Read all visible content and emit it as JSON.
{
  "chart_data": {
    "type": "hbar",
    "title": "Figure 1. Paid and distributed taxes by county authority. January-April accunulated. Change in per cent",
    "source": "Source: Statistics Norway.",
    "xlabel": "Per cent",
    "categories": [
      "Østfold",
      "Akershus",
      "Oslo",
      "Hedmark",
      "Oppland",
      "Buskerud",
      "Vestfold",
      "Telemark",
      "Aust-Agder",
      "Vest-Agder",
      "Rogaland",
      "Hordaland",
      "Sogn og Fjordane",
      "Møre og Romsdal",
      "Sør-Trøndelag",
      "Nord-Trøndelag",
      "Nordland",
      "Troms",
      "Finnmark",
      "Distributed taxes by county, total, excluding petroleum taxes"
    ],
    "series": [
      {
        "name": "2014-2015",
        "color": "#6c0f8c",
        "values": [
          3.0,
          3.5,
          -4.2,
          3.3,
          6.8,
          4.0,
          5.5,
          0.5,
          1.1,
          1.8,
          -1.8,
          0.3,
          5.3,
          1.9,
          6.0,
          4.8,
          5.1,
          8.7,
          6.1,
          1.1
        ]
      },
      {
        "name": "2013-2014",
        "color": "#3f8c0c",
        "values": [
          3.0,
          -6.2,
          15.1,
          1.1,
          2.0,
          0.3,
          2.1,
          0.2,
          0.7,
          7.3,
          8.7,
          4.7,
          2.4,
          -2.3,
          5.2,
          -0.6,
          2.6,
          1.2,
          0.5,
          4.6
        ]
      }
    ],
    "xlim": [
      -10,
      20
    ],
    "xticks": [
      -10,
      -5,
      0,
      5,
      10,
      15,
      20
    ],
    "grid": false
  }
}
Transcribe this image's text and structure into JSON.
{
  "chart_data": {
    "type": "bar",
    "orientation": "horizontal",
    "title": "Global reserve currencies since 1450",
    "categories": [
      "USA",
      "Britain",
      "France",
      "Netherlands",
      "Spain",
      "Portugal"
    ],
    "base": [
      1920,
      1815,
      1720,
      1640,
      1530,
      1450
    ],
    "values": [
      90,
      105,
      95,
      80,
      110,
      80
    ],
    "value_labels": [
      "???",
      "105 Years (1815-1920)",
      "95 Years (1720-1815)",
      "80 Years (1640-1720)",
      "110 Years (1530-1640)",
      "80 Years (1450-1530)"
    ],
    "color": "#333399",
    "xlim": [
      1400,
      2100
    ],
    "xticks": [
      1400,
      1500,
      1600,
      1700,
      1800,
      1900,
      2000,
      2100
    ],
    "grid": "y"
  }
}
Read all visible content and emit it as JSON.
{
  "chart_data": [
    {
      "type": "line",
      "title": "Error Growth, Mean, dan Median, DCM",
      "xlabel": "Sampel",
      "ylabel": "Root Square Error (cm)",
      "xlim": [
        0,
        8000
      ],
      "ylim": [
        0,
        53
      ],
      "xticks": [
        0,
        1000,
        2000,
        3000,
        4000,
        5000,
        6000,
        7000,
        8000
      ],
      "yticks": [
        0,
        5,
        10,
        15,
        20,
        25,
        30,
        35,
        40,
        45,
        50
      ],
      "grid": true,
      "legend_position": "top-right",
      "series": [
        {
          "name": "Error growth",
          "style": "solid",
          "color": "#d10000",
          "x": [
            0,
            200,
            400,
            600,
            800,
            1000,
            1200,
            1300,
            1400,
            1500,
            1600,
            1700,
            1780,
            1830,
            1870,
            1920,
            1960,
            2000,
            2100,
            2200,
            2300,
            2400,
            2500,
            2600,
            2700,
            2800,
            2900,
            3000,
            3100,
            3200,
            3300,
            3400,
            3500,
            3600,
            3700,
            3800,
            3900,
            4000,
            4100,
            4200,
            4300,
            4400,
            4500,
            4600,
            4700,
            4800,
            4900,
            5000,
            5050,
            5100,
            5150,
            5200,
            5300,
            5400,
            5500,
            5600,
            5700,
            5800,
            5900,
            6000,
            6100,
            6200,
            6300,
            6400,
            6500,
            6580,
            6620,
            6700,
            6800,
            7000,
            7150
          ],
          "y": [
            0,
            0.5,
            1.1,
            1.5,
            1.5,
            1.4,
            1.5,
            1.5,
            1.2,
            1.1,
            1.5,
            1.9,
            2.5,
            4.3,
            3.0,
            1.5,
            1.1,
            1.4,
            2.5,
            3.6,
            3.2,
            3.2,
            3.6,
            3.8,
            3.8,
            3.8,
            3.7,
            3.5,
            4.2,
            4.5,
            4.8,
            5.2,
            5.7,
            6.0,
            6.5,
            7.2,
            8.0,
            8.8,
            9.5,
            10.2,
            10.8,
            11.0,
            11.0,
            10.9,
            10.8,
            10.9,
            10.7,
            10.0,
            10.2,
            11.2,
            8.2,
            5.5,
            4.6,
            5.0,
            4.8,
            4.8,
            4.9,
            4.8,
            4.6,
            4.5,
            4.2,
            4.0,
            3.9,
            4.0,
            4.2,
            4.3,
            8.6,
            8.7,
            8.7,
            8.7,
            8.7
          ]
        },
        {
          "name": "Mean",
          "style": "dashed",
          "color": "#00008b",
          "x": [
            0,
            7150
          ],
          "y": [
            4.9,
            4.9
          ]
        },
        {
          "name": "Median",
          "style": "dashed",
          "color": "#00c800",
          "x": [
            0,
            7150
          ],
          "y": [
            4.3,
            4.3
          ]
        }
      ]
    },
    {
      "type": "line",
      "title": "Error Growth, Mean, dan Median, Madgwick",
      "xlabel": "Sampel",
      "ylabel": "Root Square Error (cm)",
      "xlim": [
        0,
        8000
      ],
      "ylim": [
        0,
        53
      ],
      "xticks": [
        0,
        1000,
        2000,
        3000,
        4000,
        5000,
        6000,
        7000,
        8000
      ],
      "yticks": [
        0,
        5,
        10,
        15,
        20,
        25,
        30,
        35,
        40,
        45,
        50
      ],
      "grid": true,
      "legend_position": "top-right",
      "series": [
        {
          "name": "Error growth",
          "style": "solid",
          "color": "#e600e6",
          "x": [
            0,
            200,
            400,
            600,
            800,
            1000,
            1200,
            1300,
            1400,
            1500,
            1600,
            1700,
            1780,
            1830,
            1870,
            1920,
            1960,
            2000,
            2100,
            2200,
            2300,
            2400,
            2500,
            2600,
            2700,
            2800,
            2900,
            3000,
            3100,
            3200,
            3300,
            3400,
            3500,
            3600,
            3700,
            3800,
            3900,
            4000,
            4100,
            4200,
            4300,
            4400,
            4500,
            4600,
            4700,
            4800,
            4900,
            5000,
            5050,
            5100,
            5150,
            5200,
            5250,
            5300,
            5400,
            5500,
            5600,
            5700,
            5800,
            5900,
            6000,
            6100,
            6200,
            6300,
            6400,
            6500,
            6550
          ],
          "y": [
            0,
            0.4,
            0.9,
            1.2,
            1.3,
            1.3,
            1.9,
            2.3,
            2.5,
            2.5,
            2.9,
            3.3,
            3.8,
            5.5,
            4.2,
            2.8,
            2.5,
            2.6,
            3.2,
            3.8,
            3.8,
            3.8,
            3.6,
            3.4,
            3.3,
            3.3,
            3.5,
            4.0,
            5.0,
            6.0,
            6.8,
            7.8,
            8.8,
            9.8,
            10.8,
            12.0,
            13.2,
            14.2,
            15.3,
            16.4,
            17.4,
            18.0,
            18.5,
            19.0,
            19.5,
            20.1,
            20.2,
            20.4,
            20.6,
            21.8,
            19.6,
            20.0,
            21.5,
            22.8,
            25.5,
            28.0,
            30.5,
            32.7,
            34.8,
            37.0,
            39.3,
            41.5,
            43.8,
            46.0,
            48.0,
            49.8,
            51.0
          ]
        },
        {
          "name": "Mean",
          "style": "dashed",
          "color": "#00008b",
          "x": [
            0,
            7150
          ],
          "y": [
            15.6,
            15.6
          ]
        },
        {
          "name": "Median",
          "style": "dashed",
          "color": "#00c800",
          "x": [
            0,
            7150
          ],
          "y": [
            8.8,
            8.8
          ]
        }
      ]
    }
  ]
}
++++++++++
Where a line in the material above holds "taxes", copy that line.

    "title": "Figure 1. Paid and distributed taxes by county authority. January-April accunulated. Change in per cent",
      "Distributed taxes by county, total, excluding petroleum taxes"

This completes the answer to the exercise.